• _INSTRUCTION_:
Copy out all lines carrying the word "account".

• _RECORDS SHOWN_:
^^^^^^^^

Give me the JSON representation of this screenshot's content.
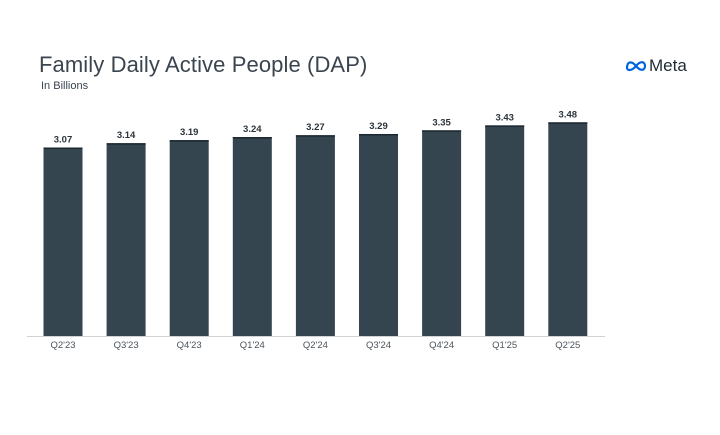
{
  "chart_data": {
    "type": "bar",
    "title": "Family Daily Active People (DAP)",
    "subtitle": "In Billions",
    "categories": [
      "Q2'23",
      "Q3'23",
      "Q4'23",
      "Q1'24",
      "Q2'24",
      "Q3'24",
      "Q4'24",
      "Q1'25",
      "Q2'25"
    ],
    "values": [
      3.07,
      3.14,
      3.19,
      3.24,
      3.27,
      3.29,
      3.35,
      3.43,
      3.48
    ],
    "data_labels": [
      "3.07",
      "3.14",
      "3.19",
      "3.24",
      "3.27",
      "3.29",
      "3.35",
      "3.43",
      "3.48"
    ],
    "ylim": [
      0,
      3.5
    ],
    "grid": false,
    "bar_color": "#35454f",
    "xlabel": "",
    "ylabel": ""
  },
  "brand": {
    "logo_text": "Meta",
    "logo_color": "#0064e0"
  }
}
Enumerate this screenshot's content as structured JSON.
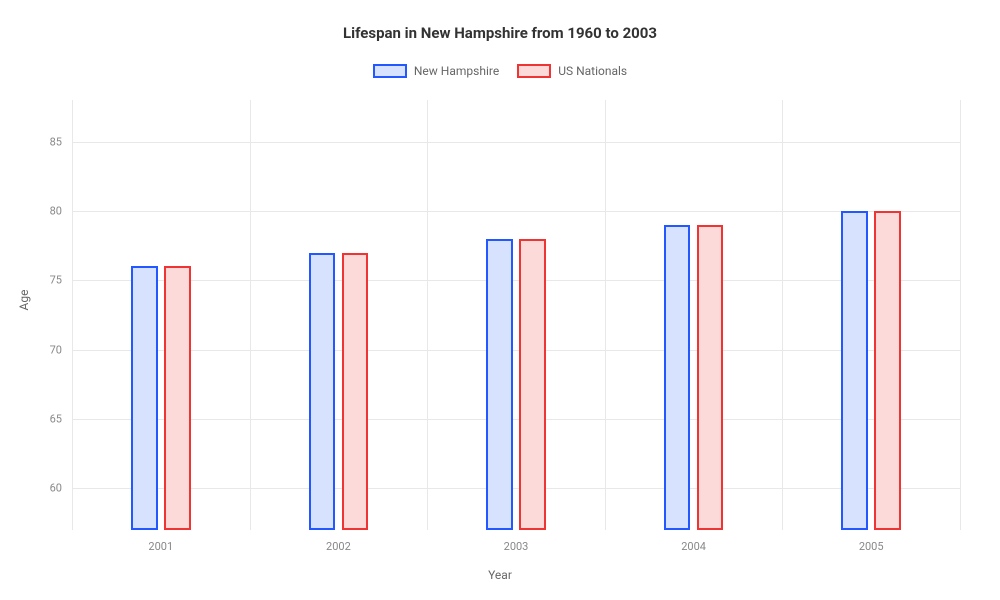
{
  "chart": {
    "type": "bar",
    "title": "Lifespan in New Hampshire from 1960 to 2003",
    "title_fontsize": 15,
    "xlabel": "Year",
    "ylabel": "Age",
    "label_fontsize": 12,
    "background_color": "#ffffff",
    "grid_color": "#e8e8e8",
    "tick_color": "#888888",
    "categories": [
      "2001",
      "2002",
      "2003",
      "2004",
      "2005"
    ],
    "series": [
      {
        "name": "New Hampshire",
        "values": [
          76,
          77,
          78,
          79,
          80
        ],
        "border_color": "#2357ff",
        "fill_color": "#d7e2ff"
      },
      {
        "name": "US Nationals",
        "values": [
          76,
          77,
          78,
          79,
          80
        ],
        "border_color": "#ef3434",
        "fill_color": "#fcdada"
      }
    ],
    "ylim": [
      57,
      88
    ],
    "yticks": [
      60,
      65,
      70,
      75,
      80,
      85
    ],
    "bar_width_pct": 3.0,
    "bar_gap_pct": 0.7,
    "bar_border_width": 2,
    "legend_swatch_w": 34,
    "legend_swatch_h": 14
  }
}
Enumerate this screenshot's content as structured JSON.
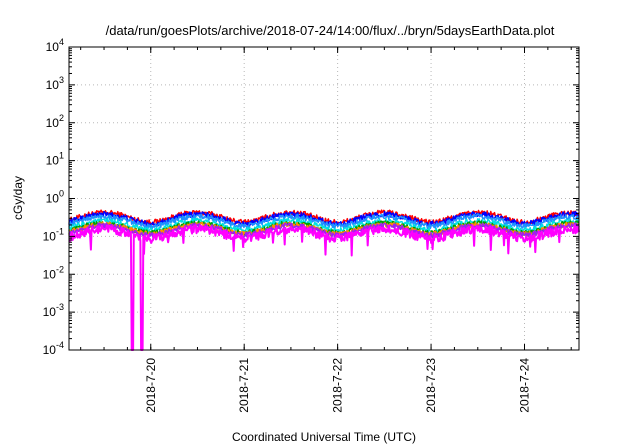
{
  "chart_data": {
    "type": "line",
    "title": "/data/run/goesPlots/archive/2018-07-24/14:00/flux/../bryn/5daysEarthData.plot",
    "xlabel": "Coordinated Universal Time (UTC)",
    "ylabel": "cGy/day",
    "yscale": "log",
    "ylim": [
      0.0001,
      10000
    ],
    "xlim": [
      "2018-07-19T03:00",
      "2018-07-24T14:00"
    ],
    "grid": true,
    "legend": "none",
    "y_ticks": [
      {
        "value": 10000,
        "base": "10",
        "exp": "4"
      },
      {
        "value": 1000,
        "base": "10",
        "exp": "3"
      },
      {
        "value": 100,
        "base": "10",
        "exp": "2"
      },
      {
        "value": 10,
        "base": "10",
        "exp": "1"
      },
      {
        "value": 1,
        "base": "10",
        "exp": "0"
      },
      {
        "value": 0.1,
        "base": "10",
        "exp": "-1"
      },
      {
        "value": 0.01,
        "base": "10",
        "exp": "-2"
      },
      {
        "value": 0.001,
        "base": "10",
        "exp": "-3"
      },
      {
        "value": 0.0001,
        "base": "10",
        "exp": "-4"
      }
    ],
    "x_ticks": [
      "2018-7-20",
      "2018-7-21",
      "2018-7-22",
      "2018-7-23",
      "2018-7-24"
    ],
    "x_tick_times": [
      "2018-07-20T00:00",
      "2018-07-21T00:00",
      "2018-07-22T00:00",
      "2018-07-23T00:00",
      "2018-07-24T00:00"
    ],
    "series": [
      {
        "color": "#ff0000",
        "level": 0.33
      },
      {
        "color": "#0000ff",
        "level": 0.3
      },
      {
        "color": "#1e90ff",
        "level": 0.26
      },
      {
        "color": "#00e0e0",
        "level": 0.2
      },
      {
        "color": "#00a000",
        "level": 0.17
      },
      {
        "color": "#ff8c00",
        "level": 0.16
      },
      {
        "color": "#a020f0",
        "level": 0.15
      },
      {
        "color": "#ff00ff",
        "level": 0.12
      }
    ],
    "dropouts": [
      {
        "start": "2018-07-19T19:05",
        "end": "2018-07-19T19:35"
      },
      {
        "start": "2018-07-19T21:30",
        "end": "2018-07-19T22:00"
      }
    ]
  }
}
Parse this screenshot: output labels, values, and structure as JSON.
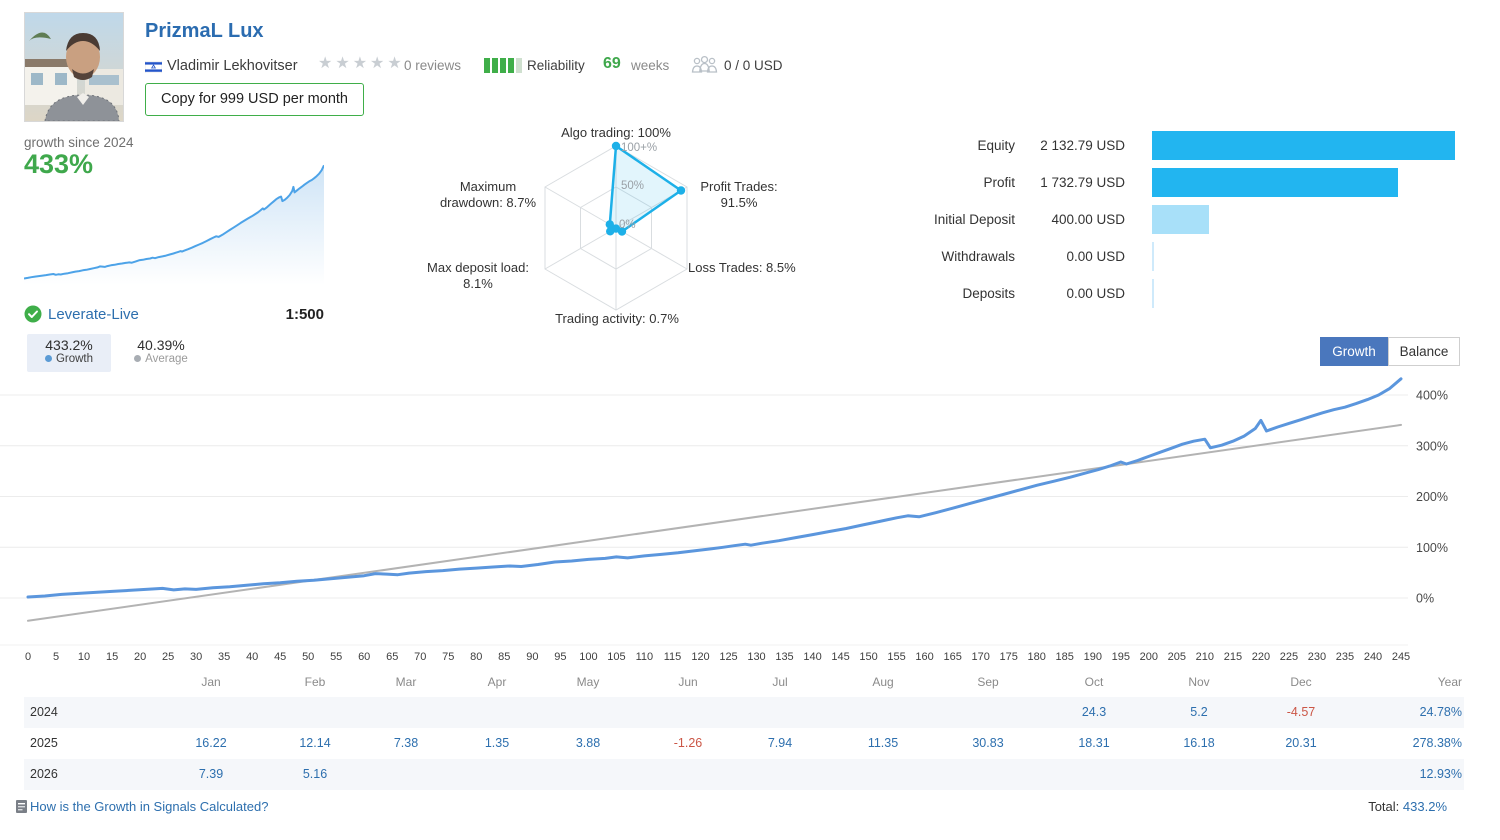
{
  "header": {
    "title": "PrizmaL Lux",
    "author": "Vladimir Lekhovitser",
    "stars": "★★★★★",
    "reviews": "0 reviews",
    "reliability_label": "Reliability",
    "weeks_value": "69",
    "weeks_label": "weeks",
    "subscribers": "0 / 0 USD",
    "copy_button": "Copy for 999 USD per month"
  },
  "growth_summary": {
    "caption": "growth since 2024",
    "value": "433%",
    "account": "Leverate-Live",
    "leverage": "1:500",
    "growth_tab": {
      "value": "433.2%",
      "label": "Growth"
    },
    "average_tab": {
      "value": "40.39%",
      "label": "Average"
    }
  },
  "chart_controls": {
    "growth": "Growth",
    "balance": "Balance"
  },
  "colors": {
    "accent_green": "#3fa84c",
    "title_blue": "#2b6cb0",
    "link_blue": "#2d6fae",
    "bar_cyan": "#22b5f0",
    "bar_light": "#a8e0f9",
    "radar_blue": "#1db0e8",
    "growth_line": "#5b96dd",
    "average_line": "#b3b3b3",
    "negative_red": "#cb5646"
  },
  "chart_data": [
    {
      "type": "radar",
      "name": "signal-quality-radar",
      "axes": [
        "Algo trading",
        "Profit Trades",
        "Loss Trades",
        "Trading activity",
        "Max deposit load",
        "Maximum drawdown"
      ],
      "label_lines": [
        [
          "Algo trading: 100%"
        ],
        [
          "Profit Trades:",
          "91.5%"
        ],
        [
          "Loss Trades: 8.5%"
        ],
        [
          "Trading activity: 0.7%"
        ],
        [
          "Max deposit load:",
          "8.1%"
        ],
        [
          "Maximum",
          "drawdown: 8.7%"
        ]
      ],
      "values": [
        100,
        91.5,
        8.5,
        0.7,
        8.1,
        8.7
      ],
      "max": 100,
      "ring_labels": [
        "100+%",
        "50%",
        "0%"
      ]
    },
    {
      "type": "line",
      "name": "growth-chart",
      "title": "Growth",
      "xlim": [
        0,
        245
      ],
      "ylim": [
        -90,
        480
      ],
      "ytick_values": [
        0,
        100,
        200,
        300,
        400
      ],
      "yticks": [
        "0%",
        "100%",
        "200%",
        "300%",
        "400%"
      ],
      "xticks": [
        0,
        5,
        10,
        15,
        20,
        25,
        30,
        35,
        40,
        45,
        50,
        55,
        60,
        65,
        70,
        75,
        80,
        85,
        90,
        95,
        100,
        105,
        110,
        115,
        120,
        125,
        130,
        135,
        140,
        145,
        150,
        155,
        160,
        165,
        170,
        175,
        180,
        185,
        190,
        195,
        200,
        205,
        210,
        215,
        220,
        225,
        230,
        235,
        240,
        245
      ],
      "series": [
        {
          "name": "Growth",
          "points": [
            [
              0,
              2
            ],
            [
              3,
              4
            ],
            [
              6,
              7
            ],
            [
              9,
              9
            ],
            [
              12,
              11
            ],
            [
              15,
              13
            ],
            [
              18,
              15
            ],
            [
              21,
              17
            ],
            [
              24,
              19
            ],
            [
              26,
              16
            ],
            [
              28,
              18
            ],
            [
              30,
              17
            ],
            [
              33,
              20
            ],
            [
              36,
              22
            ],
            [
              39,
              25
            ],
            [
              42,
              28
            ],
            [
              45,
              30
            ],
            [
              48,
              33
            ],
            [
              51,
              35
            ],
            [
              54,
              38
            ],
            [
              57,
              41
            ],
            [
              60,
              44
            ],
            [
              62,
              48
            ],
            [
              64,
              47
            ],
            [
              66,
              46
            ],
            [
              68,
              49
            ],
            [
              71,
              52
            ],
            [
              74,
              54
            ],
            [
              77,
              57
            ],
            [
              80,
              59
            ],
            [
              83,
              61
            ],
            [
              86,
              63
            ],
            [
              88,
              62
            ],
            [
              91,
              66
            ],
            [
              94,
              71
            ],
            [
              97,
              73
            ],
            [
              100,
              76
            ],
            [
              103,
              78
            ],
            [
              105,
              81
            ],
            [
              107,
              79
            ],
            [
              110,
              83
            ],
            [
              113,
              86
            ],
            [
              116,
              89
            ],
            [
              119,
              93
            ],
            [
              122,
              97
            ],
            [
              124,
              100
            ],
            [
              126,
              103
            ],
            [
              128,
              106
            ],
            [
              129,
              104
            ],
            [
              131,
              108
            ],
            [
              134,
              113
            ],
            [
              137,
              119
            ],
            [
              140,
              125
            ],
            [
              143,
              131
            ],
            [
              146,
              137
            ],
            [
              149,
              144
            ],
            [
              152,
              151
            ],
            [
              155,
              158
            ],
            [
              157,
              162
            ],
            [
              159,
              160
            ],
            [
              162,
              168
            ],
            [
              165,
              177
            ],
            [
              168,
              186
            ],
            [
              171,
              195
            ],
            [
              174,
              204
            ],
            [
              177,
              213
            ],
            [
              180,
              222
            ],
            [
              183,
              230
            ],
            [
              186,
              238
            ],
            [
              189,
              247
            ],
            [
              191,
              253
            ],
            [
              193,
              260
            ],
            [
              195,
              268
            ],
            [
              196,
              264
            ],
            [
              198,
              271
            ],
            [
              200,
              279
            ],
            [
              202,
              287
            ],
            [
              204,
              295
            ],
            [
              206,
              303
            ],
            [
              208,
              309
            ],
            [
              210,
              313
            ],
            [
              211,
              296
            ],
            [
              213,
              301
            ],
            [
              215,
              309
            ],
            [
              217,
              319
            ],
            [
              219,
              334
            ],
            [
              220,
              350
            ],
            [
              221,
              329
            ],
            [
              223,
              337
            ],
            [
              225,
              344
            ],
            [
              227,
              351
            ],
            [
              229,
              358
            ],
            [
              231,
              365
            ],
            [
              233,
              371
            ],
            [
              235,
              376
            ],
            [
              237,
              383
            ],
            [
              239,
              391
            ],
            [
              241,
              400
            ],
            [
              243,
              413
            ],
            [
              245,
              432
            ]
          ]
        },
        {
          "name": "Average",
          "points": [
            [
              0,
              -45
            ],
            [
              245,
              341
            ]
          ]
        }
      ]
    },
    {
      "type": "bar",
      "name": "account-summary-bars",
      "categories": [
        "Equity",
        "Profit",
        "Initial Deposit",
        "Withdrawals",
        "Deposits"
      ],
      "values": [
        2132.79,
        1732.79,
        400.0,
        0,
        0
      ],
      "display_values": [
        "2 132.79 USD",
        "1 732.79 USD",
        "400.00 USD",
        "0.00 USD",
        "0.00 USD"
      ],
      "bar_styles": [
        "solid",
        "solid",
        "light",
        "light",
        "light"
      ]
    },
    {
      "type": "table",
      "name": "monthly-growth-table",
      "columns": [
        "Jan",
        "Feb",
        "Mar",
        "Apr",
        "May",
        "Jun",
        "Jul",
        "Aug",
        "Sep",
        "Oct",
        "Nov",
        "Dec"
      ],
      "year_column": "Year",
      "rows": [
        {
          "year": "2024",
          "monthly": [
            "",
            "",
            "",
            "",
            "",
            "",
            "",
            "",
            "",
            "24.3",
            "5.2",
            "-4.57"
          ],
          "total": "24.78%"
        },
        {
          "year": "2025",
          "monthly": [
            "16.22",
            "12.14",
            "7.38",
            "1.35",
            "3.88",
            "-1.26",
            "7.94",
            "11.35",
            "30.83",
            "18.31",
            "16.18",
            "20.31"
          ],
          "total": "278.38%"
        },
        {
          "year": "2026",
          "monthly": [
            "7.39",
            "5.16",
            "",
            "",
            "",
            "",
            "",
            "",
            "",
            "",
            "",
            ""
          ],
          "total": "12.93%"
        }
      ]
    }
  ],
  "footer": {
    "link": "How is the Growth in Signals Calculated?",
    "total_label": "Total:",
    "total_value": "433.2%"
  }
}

^^^^^^^^

• _ANSWER FOR THIS EXERCISE_:
    "account": "Leverate-Live",
      "name": "account-summary-bars",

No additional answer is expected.